**Problem description:**
Your task is to output the entries below word for word.

**Material supplied:**
************

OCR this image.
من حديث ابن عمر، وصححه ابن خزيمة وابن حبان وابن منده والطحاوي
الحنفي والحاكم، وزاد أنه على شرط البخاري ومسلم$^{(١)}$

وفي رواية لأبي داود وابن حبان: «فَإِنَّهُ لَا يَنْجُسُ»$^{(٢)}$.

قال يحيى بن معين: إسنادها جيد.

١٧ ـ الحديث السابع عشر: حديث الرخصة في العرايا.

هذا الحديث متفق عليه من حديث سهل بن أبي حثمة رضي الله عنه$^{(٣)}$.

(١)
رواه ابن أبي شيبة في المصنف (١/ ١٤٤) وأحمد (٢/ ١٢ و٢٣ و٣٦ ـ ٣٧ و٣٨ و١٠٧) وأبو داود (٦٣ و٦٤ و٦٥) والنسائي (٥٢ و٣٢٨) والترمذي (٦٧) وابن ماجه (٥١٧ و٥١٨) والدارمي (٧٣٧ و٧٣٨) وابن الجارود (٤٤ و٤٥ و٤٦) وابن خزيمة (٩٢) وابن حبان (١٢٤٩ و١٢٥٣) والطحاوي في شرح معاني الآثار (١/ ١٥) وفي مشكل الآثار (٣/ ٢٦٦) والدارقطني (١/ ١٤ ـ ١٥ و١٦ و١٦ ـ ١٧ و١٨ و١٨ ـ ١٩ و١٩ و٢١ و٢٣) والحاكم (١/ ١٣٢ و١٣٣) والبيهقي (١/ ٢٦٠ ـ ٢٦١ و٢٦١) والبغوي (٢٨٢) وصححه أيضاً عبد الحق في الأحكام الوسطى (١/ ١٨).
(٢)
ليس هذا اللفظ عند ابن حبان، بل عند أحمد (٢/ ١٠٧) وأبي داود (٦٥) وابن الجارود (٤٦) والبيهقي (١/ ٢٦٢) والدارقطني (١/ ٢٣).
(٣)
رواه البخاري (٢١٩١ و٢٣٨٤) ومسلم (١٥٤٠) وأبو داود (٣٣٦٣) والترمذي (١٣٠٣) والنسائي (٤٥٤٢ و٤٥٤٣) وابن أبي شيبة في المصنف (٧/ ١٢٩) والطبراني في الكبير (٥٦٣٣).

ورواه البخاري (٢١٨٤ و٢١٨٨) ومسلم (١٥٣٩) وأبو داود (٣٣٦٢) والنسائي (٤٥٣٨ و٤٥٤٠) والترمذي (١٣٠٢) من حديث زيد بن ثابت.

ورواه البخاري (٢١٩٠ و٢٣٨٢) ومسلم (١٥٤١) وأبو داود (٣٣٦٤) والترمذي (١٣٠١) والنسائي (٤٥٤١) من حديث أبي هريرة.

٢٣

************

**Expected output:**
OCR this image.
من حديث ابن عمر، وصححه ابن خزيمة وابن حبان وابن منده والطحاوي
الحنفي والحاكم، وزاد أنه على شرط البخاري ومسلم$^{(١)}$

وفي رواية لأبي داود وابن حبان: «فَإِنَّهُ لَا يَنْجُسُ»$^{(٢)}$.

قال يحيى بن معين: إسنادها جيد.

١٧ ـ الحديث السابع عشر: حديث الرخصة في العرايا.

هذا الحديث متفق عليه من حديث سهل بن أبي حثمة رضي الله عنه$^{(٣)}$.

(١)
رواه ابن أبي شيبة في المصنف (١/ ١٤٤) وأحمد (٢/ ١٢ و٢٣ و٣٦ ـ ٣٧ و٣٨ و١٠٧) وأبو داود (٦٣ و٦٤ و٦٥) والنسائي (٥٢ و٣٢٨) والترمذي (٦٧) وابن ماجه (٥١٧ و٥١٨) والدارمي (٧٣٧ و٧٣٨) وابن الجارود (٤٤ و٤٥ و٤٦) وابن خزيمة (٩٢) وابن حبان (١٢٤٩ و١٢٥٣) والطحاوي في شرح معاني الآثار (١/ ١٥) وفي مشكل الآثار (٣/ ٢٦٦) والدارقطني (١/ ١٤ ـ ١٥ و١٦ و١٦ ـ ١٧ و١٨ و١٨ ـ ١٩ و١٩ و٢١ و٢٣) والحاكم (١/ ١٣٢ و١٣٣) والبيهقي (١/ ٢٦٠ ـ ٢٦١ و٢٦١) والبغوي (٢٨٢) وصححه أيضاً عبد الحق في الأحكام الوسطى (١/ ١٨).
(٢)
ليس هذا اللفظ عند ابن حبان، بل عند أحمد (٢/ ١٠٧) وأبي داود (٦٥) وابن الجارود (٤٦) والبيهقي (١/ ٢٦٢) والدارقطني (١/ ٢٣).
(٣)
رواه البخاري (٢١٩١ و٢٣٨٤) ومسلم (١٥٤٠) وأبو داود (٣٣٦٣) والترمذي (١٣٠٣) والنسائي (٤٥٤٢ و٤٥٤٣) وابن أبي شيبة في المصنف (٧/ ١٢٩) والطبراني في الكبير (٥٦٣٣).

ورواه البخاري (٢١٨٤ و٢١٨٨) ومسلم (١٥٣٩) وأبو داود (٣٣٦٢) والنسائي (٤٥٣٨ و٤٥٤٠) والترمذي (١٣٠٢) من حديث زيد بن ثابت.

ورواه البخاري (٢١٩٠ و٢٣٨٢) ومسلم (١٥٤١) وأبو داود (٣٣٦٤) والترمذي (١٣٠١) والنسائي (٤٥٤١) من حديث أبي هريرة.

٢٣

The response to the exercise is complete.